### GIVEN INFORMATION
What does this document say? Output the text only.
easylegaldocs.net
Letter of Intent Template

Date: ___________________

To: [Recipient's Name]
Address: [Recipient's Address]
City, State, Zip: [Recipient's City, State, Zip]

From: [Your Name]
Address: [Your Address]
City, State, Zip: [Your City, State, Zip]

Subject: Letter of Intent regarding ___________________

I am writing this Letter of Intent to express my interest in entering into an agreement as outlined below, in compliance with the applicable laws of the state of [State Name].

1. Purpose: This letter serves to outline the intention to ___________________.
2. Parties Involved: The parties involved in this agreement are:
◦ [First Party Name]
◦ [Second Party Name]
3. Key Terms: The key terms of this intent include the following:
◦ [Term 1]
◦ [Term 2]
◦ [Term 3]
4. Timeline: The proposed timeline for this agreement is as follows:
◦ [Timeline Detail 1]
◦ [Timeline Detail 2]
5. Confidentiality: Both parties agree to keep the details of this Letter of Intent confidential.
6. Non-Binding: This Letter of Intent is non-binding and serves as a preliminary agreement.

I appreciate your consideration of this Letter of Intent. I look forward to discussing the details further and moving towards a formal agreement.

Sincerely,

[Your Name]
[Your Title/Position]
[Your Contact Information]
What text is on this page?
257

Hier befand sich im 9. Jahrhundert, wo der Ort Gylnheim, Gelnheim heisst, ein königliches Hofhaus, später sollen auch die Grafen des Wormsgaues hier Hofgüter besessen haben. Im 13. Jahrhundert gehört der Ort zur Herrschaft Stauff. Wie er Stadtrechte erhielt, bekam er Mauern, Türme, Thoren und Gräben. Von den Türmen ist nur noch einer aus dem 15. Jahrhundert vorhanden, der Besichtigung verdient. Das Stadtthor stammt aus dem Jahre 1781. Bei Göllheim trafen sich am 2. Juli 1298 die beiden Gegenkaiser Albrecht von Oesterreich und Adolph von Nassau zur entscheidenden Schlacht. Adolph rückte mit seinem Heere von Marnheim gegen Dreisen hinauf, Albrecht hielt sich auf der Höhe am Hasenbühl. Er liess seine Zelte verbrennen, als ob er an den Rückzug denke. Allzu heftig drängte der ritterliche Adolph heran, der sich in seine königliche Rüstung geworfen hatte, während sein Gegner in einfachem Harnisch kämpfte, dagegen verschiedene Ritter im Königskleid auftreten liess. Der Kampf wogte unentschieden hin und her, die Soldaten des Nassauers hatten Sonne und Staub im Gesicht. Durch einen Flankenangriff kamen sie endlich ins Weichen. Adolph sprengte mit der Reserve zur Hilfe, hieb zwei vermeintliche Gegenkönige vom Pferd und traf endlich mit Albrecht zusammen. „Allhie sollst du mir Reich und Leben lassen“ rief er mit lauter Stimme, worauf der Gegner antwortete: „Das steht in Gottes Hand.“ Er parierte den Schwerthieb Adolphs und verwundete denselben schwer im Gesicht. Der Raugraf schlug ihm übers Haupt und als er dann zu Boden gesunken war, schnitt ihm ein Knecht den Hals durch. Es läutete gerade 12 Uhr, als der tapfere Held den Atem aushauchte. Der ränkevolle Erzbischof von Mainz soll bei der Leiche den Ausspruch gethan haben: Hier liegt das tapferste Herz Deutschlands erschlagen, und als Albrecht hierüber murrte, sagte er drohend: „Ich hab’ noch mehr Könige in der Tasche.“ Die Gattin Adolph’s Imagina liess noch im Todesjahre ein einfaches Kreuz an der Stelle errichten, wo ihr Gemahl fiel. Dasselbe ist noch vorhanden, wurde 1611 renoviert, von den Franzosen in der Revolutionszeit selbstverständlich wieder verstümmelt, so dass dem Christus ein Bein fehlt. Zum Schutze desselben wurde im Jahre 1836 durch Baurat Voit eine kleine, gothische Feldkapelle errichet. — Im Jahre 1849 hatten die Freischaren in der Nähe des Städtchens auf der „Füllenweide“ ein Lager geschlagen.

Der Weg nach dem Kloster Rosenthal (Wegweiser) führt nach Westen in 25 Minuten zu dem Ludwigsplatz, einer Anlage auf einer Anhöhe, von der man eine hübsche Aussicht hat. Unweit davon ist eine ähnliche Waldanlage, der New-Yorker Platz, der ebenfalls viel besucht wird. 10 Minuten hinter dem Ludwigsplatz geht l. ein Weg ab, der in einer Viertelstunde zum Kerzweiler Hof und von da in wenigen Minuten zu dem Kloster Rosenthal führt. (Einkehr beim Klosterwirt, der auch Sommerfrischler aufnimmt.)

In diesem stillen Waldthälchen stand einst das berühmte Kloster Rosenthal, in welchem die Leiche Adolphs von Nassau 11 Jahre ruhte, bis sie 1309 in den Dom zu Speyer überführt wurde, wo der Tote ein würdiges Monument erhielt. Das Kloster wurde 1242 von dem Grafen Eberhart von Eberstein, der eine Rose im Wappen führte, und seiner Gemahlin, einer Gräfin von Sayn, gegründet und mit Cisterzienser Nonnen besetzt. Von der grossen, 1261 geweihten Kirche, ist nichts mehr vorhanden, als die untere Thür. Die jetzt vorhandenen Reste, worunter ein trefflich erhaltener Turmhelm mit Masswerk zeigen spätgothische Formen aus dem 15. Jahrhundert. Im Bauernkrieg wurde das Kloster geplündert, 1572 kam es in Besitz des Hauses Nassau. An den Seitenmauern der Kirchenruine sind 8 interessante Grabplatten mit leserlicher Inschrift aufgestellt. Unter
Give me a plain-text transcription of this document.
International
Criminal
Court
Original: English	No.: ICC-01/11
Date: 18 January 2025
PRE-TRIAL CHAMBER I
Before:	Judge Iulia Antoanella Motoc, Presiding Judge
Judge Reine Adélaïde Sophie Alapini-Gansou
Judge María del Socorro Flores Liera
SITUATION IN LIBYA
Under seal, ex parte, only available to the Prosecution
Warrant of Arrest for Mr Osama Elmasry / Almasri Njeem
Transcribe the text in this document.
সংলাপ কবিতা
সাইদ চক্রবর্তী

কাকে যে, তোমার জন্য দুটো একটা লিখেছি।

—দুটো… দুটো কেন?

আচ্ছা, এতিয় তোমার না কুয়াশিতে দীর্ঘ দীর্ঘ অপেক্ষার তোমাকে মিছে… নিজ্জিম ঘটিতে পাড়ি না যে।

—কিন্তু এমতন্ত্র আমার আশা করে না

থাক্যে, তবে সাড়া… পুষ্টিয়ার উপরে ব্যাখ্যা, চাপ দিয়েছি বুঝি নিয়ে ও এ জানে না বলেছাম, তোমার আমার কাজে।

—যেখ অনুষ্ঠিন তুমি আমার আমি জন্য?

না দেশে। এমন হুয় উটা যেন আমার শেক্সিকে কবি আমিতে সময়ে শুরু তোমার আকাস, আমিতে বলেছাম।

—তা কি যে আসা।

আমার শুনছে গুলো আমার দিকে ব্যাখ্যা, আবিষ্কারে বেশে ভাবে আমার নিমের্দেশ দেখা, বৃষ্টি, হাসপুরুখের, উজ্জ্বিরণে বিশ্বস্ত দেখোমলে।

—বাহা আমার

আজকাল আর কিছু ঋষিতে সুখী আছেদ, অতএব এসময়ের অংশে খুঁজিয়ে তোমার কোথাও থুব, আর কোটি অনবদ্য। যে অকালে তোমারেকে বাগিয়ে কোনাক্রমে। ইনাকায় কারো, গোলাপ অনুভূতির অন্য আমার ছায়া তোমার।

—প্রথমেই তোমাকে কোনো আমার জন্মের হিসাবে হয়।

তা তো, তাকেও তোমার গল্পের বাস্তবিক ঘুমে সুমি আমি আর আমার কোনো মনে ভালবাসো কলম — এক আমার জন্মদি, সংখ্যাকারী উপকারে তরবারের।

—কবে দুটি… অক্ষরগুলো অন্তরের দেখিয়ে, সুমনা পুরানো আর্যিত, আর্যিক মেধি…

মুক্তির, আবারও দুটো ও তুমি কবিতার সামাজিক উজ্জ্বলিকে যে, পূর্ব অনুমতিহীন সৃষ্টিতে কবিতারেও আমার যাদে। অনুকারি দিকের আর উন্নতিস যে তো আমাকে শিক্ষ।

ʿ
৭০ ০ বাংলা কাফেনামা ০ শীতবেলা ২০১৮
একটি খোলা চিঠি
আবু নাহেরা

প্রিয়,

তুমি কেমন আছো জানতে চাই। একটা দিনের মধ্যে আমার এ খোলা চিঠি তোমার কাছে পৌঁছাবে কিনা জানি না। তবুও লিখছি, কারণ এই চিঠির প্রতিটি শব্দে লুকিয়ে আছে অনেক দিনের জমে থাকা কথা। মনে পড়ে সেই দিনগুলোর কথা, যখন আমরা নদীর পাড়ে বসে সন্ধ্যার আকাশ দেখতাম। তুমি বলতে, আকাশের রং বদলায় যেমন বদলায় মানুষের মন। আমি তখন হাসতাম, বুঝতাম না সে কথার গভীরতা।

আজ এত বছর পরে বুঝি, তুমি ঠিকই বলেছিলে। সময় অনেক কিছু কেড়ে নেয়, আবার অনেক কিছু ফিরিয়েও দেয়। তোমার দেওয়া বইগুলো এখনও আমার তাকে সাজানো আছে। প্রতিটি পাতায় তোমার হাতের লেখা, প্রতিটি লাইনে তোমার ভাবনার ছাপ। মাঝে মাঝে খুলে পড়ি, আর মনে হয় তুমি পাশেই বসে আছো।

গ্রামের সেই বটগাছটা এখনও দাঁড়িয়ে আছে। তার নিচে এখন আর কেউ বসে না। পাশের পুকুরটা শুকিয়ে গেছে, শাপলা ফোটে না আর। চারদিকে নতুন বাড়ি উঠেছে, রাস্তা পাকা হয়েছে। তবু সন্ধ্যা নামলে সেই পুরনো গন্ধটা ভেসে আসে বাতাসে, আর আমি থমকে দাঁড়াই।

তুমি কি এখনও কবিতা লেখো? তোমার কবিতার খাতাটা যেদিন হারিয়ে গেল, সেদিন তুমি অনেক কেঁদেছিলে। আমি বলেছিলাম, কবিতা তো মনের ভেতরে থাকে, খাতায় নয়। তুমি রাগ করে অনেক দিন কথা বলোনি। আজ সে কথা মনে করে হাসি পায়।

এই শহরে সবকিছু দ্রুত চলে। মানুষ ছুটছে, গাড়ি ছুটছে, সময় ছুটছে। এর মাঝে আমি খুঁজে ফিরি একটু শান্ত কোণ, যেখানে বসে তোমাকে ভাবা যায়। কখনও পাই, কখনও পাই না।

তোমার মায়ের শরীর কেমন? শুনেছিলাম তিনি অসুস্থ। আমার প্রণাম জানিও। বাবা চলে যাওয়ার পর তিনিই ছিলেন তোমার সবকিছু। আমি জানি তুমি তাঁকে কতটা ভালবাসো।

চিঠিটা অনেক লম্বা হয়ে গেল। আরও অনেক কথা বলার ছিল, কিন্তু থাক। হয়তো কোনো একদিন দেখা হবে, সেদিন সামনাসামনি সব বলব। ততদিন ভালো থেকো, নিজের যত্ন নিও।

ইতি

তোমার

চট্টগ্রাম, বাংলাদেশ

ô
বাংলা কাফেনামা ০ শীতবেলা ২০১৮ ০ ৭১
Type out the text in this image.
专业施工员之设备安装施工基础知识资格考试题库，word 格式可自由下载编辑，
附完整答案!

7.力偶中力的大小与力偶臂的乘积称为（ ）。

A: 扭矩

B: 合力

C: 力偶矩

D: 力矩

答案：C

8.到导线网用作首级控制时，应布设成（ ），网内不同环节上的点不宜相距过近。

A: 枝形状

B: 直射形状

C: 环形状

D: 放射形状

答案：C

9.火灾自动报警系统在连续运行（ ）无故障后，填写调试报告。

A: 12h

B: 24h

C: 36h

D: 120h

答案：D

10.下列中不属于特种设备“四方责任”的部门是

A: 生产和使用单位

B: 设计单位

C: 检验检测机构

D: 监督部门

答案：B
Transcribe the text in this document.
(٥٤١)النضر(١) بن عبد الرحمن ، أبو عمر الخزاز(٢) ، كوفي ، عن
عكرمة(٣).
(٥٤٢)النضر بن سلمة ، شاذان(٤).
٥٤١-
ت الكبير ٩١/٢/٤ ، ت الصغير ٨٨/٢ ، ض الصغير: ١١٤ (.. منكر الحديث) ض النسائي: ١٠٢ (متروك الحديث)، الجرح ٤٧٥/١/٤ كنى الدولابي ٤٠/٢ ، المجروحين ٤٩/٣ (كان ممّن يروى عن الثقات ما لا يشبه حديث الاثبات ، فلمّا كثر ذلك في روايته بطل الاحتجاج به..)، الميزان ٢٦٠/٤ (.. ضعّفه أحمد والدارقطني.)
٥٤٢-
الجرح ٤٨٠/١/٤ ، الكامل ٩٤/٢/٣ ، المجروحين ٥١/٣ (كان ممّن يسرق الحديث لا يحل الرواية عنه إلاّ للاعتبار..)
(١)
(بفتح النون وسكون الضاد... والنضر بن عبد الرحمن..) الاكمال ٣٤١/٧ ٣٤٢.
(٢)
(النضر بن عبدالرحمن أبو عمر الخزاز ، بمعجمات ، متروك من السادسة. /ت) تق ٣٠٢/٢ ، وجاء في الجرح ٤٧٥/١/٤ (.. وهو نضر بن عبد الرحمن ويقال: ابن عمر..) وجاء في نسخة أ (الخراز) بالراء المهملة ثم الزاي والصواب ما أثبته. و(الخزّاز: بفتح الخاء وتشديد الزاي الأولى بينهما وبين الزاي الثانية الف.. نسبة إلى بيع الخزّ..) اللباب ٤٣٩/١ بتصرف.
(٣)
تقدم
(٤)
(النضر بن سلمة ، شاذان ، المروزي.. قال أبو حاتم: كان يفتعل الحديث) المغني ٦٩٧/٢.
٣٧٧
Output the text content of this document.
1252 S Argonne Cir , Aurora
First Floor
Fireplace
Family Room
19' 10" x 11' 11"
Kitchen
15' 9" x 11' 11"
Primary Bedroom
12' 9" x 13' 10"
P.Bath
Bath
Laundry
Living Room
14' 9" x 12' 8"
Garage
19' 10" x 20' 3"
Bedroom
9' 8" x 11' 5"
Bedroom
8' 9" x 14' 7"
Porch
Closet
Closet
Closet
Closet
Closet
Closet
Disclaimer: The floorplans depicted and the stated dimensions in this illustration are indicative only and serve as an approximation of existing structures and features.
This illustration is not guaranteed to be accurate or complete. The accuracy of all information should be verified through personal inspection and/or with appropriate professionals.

### EXERCISE REQUIREMENTS
Search the preceding listing for the word "details" and pull out every line that holds it.

### WORKED ANSWER
5. Confidentiality: Both parties agree to keep the details of this Letter of Intent confidential.
I appreciate your consideration of this Letter of Intent. I look forward to discussing the details further and moving towards a formal agreement.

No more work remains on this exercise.